**** Supplied records ****
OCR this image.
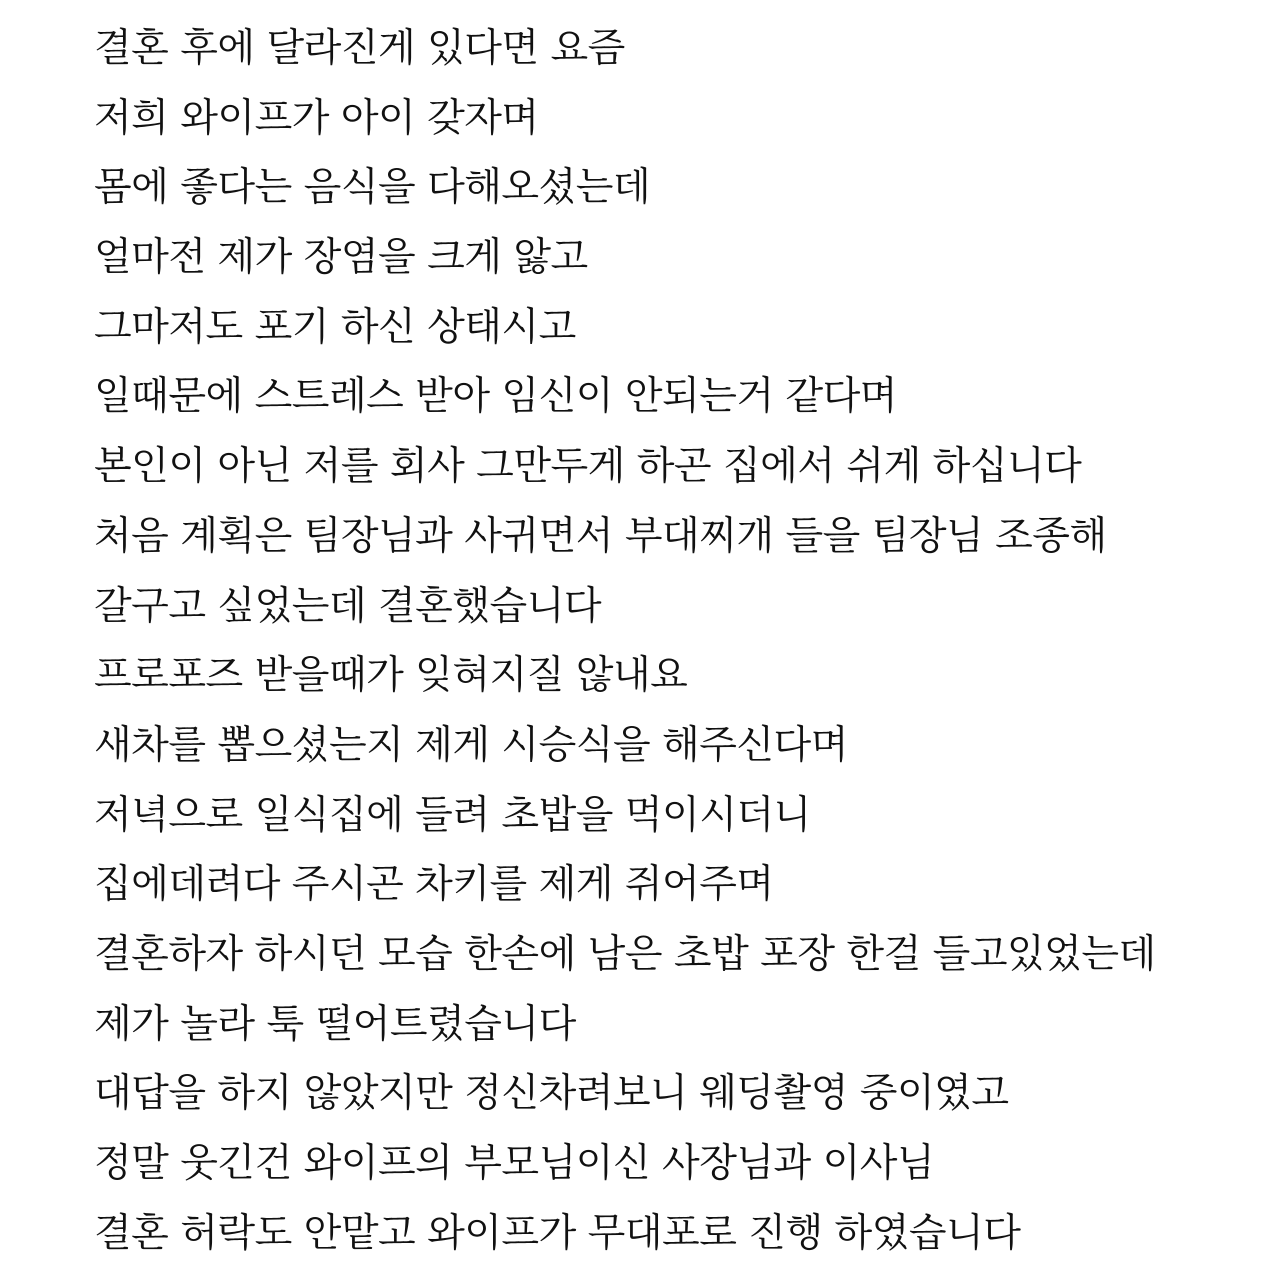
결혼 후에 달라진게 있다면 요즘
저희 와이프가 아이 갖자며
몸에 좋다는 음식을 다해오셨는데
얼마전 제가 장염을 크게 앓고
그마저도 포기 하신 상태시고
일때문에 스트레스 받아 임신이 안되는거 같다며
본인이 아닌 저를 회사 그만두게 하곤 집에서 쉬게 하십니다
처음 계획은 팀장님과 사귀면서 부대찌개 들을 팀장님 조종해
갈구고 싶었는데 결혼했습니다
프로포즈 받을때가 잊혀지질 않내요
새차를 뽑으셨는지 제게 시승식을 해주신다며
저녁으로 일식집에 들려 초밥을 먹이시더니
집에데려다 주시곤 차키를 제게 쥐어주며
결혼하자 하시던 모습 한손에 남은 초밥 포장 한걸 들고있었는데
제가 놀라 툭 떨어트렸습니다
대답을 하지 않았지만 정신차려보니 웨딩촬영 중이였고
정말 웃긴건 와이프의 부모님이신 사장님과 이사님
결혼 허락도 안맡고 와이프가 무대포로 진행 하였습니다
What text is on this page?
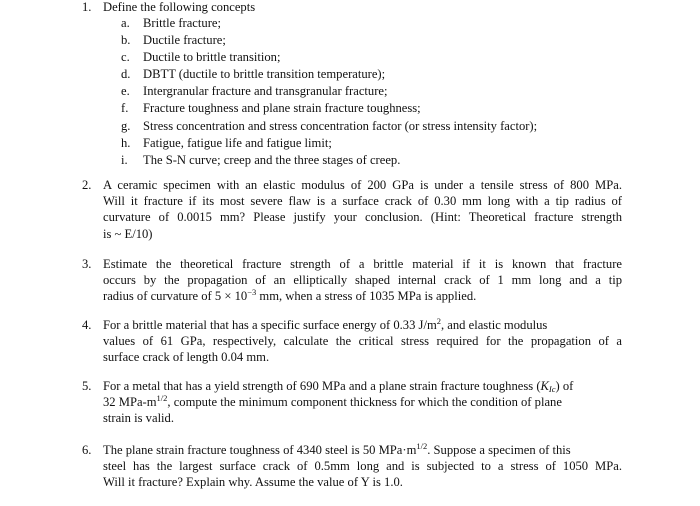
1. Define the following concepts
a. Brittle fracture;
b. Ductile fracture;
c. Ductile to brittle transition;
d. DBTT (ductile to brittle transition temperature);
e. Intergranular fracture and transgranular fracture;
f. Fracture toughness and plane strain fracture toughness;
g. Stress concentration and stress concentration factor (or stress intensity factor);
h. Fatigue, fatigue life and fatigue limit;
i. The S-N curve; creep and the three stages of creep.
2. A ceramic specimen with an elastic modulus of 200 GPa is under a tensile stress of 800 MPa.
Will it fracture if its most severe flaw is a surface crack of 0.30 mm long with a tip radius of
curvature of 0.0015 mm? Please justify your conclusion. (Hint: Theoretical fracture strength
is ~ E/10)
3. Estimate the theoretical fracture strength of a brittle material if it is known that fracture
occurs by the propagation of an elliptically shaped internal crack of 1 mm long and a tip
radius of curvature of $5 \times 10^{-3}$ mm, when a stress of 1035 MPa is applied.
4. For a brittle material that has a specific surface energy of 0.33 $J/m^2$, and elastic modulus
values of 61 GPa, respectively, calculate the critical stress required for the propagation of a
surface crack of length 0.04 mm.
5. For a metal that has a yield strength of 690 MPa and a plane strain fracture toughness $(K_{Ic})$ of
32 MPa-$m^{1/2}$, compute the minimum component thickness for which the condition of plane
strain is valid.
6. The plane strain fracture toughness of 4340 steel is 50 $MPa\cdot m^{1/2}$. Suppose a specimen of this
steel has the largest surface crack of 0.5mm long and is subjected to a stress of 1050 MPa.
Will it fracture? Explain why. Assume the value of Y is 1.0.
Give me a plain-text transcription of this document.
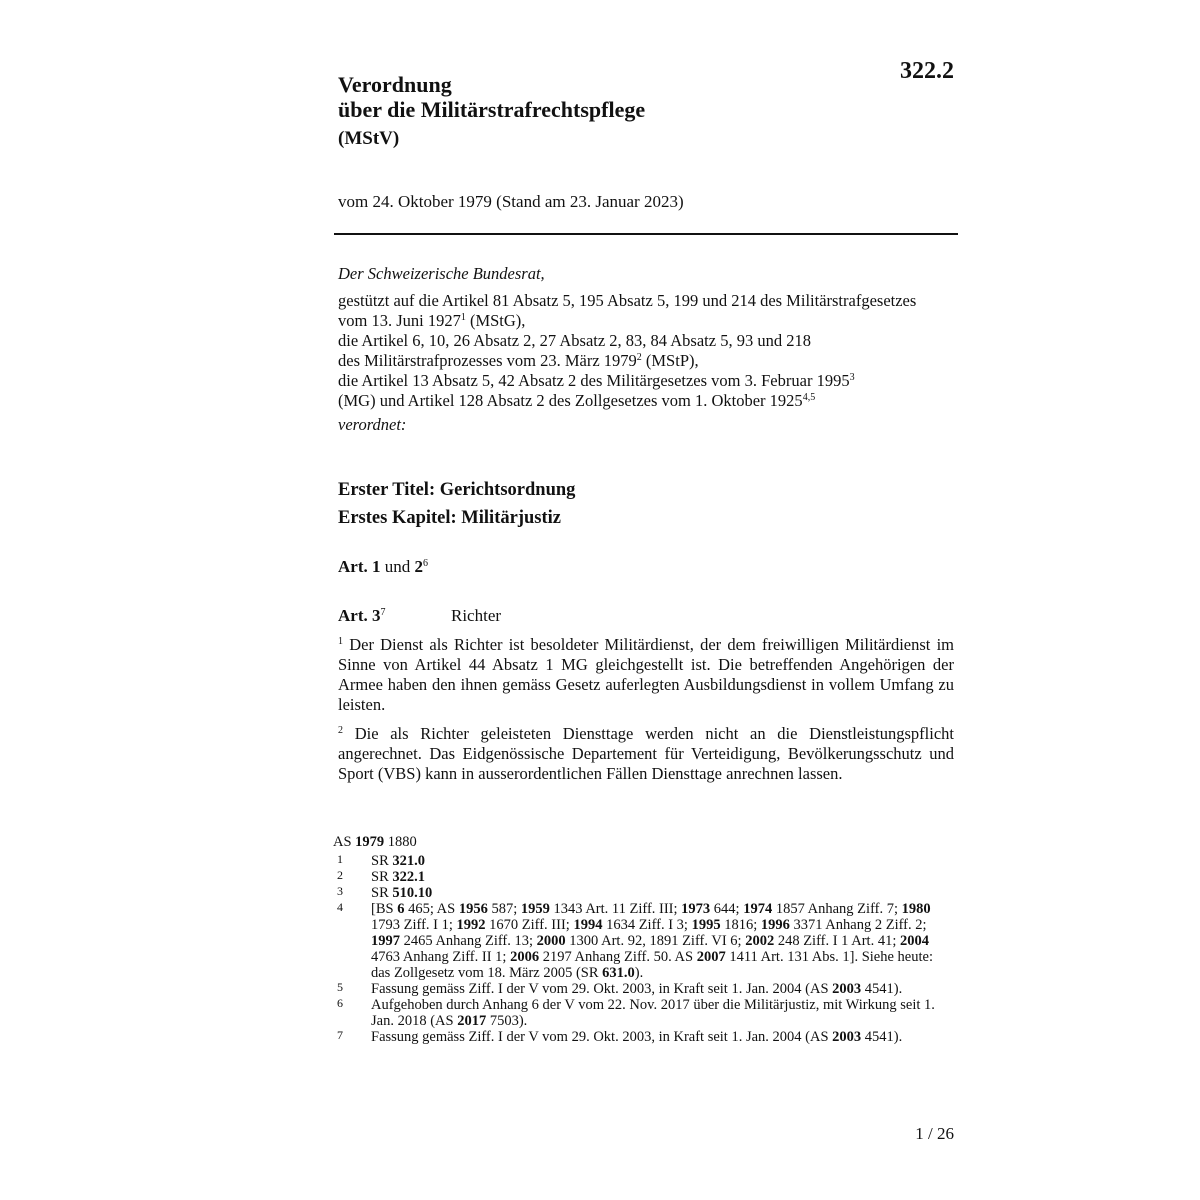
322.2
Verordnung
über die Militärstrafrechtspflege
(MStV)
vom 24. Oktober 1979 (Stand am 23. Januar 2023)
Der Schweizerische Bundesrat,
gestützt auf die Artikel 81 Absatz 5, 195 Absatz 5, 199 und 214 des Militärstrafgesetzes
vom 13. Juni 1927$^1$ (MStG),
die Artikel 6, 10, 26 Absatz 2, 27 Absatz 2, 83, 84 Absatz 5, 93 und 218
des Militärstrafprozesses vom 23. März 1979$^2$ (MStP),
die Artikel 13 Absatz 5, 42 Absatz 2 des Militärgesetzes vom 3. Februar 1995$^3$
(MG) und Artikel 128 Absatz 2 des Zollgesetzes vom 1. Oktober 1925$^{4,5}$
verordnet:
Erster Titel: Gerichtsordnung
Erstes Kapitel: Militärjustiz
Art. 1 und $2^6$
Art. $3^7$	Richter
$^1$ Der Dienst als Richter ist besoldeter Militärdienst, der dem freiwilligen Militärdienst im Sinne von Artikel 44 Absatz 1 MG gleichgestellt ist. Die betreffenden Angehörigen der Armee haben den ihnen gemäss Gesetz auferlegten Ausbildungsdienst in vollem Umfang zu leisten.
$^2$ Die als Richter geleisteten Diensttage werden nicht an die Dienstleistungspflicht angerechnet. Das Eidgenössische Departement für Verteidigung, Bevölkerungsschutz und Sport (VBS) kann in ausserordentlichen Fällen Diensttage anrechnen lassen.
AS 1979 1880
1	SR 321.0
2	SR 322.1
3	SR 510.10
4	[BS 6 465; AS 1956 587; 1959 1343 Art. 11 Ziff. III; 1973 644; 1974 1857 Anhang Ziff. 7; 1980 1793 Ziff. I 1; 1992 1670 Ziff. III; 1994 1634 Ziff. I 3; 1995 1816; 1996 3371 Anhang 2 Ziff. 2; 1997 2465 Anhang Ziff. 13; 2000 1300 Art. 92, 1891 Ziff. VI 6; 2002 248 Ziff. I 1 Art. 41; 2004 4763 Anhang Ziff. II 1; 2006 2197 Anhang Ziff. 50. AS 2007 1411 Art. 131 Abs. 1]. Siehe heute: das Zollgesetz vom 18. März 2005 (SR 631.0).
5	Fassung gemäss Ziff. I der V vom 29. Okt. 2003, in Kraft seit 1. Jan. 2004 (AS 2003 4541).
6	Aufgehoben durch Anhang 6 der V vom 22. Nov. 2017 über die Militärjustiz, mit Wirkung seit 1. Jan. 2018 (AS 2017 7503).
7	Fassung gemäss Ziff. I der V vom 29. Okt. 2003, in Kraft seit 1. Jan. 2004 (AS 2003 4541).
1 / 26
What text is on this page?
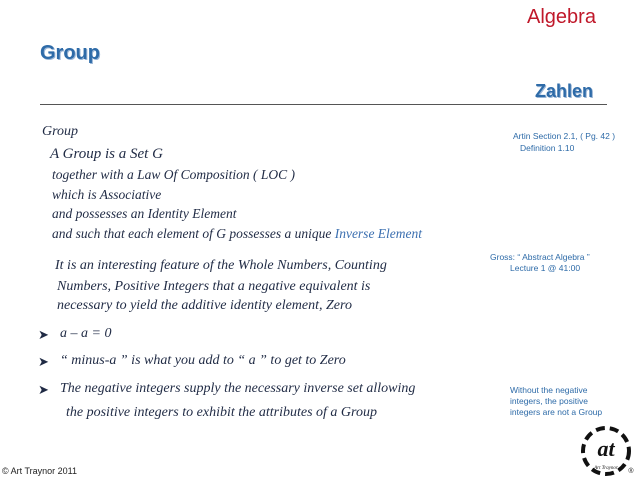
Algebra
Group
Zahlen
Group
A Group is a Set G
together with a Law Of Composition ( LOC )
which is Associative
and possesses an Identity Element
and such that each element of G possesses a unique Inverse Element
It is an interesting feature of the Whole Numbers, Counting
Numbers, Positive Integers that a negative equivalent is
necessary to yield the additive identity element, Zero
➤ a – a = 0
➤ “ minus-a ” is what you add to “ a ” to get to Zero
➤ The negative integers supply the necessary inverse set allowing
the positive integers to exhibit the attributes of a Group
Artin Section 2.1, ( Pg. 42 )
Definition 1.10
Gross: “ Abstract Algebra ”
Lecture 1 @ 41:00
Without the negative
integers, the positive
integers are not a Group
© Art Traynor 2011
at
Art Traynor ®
****
● Task directions:
Copy every line of the records above that contains "strain".

● Solution for this task:
f. Fracture toughness and plane strain fracture toughness;
5. For a metal that has a yield strength of 690 MPa and a plane strain fracture toughness $(K_{Ic})$ of
strain is valid.
6. The plane strain fracture toughness of 4340 steel is 50 $MPa\cdot m^{1/2}$. Suppose a specimen of this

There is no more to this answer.